• Aim of the task: Return each line that holds the word "BARANEFE".

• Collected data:
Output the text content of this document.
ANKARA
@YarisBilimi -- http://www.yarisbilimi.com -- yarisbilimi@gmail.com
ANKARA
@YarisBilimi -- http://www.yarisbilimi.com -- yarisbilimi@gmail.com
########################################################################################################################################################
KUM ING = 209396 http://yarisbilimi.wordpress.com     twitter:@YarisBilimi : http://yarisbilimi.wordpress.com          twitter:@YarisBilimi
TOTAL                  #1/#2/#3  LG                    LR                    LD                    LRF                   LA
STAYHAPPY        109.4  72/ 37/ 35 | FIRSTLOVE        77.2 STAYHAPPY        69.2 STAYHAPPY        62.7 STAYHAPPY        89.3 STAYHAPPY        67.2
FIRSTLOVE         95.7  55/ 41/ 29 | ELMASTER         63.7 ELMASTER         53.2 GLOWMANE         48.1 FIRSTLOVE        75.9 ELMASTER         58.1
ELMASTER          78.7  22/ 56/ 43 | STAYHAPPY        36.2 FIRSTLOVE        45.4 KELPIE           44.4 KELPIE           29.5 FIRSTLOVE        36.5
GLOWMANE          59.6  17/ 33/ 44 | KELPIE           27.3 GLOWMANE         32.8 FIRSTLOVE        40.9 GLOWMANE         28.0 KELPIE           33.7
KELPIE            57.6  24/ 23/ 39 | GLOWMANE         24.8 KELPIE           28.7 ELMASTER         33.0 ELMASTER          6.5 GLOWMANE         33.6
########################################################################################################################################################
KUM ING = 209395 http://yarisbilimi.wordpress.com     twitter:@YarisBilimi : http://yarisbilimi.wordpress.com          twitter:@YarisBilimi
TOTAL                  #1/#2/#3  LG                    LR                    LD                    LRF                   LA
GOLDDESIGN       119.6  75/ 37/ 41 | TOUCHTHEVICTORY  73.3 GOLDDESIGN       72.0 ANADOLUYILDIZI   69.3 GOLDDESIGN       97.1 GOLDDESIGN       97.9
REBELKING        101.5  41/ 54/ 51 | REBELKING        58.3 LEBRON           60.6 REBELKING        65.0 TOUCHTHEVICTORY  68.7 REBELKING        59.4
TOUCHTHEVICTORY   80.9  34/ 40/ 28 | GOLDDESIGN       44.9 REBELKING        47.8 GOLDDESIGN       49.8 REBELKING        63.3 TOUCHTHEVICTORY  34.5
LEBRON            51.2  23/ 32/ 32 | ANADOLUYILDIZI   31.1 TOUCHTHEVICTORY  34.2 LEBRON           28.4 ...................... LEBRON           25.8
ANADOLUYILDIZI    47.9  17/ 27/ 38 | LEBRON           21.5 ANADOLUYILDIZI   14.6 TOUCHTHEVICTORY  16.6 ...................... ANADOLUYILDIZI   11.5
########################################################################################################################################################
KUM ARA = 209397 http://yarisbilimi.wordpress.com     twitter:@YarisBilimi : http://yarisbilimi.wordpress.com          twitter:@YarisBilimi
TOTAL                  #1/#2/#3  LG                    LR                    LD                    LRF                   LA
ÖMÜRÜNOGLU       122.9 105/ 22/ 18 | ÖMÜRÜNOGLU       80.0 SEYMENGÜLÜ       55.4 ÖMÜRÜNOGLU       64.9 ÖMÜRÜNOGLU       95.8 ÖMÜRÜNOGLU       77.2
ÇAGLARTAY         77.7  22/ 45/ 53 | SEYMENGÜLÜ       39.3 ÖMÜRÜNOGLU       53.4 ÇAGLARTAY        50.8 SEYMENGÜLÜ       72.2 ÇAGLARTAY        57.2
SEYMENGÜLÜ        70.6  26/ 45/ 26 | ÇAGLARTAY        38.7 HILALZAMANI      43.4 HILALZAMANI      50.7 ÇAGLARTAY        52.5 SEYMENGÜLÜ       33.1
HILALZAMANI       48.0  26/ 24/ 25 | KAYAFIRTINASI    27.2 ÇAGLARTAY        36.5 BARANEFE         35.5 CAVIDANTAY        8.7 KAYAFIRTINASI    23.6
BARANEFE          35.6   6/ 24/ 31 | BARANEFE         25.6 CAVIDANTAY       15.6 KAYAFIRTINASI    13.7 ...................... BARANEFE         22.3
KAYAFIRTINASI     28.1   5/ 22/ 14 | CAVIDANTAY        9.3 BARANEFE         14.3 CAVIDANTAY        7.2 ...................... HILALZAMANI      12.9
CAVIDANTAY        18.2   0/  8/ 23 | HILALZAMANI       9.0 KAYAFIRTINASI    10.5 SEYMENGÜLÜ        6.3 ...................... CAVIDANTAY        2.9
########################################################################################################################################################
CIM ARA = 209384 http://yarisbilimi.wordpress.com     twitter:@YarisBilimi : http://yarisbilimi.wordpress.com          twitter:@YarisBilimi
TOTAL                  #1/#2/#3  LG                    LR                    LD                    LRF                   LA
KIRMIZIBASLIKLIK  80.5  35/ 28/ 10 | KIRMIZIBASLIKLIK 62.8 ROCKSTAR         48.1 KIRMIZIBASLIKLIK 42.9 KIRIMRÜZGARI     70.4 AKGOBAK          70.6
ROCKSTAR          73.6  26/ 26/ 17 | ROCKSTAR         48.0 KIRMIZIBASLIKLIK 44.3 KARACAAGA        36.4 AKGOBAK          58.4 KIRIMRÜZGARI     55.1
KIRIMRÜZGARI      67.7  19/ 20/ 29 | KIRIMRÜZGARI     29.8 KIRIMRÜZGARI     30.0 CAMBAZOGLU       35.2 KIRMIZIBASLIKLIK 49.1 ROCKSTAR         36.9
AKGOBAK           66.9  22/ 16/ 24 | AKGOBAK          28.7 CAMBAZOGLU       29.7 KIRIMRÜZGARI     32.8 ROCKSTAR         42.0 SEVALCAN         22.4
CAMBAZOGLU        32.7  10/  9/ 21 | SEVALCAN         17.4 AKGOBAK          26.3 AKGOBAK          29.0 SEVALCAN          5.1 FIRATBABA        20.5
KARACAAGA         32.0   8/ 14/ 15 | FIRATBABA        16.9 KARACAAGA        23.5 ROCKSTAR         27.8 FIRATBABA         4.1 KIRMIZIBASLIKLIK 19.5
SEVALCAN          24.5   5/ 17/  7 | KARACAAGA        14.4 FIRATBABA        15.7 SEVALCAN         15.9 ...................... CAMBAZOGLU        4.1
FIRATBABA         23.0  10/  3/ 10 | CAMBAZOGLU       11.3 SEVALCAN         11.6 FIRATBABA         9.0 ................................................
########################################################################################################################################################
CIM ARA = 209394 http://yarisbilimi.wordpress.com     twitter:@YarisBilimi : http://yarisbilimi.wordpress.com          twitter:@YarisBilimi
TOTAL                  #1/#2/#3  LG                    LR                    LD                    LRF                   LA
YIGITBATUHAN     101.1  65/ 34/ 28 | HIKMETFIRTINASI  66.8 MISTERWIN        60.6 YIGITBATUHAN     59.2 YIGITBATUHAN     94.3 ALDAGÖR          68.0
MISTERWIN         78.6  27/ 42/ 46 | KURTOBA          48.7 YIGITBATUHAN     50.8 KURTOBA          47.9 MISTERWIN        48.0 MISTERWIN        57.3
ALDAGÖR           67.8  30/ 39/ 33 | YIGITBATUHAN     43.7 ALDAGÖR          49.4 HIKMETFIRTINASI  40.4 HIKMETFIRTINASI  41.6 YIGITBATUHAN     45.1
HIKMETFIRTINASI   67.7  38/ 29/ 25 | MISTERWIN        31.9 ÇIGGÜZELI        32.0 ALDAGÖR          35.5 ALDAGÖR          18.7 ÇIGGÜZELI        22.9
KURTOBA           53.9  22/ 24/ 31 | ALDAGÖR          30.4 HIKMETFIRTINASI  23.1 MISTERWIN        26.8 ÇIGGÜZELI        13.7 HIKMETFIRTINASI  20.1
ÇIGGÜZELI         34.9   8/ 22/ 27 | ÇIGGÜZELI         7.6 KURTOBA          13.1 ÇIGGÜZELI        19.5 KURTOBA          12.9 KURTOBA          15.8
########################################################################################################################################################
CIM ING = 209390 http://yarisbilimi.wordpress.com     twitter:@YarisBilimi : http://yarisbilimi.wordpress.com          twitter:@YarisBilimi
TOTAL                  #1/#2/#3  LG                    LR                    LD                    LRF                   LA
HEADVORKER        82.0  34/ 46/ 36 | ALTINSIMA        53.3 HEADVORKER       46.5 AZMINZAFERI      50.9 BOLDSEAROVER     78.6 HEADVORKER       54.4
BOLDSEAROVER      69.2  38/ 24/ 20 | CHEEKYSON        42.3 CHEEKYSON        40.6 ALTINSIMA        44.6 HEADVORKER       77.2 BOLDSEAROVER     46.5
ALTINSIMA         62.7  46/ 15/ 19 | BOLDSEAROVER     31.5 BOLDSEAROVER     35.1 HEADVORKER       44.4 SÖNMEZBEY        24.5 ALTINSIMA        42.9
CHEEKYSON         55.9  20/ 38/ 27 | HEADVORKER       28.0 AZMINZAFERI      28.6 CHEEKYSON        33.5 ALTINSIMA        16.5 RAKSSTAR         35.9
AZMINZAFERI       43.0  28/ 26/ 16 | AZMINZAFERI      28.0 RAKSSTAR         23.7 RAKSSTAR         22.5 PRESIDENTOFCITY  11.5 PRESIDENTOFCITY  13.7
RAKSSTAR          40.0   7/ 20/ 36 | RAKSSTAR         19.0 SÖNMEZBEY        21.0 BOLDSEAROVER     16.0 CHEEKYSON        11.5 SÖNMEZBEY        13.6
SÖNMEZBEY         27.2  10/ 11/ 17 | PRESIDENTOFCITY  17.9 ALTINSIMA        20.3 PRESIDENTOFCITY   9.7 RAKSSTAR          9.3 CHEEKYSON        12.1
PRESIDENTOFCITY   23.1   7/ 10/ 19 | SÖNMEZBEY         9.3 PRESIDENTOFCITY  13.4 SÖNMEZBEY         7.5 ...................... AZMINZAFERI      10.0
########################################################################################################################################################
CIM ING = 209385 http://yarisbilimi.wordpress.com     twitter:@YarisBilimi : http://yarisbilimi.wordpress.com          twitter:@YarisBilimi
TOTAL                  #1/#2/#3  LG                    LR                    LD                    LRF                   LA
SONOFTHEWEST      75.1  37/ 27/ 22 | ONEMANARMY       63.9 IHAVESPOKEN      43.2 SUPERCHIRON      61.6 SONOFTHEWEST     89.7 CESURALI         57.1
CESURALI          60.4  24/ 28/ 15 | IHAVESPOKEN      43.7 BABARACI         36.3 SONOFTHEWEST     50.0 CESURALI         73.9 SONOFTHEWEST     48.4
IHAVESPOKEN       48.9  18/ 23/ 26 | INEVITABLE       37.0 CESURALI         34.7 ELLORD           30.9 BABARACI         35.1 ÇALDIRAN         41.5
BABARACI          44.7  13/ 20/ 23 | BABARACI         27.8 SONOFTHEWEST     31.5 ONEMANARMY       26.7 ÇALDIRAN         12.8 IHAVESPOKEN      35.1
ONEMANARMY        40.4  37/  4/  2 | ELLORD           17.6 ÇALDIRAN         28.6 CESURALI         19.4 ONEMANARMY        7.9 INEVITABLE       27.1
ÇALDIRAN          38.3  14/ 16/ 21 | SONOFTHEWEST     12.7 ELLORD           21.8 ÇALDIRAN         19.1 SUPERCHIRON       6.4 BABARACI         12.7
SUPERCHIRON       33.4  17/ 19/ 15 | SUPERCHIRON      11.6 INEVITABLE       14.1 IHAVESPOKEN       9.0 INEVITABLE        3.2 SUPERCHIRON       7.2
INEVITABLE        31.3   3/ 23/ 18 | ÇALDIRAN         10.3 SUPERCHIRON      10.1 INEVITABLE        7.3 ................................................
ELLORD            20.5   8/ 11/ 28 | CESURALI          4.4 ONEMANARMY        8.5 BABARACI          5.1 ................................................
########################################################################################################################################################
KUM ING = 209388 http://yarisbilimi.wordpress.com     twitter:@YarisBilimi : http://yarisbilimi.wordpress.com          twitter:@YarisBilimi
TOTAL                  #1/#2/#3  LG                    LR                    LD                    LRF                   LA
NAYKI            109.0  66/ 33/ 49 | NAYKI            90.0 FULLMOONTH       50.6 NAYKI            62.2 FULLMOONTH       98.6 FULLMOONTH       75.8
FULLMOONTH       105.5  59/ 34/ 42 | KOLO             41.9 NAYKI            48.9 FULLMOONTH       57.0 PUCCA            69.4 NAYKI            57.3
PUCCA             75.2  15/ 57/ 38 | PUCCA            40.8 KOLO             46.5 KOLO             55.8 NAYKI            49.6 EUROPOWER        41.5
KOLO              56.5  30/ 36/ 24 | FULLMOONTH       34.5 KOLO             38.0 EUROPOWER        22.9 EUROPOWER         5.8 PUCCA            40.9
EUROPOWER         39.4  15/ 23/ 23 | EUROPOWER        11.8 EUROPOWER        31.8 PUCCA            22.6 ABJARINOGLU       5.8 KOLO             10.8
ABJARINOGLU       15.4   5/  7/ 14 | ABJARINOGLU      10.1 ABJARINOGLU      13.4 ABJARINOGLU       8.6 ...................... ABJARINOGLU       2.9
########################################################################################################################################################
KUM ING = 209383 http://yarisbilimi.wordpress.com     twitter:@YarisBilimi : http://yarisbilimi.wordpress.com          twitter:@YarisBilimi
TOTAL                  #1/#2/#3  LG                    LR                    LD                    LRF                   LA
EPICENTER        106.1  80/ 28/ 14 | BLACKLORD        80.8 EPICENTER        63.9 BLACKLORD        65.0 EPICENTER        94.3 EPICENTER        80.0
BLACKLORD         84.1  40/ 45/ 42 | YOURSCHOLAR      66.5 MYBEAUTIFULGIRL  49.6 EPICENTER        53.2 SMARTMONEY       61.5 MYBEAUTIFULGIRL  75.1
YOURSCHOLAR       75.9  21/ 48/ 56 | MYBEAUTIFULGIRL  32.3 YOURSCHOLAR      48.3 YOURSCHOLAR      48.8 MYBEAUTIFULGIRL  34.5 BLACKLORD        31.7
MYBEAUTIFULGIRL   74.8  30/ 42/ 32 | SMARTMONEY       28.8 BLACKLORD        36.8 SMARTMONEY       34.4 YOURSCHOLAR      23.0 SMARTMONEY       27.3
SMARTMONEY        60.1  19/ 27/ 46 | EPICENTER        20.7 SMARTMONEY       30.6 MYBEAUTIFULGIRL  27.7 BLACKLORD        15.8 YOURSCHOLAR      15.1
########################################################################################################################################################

• Answer for this exercise:
HILALZAMANI       48.0  26/ 24/ 25 | KAYAFIRTINASI    27.2 ÇAGLARTAY        36.5 BARANEFE         35.5 CAVIDANTAY        8.7 KAYAFIRTINASI    23.6
BARANEFE          35.6   6/ 24/ 31 | BARANEFE         25.6 CAVIDANTAY       15.6 KAYAFIRTINASI    13.7 ...................... BARANEFE         22.3
KAYAFIRTINASI     28.1   5/ 22/ 14 | CAVIDANTAY        9.3 BARANEFE         14.3 CAVIDANTAY        7.2 ...................... HILALZAMANI      12.9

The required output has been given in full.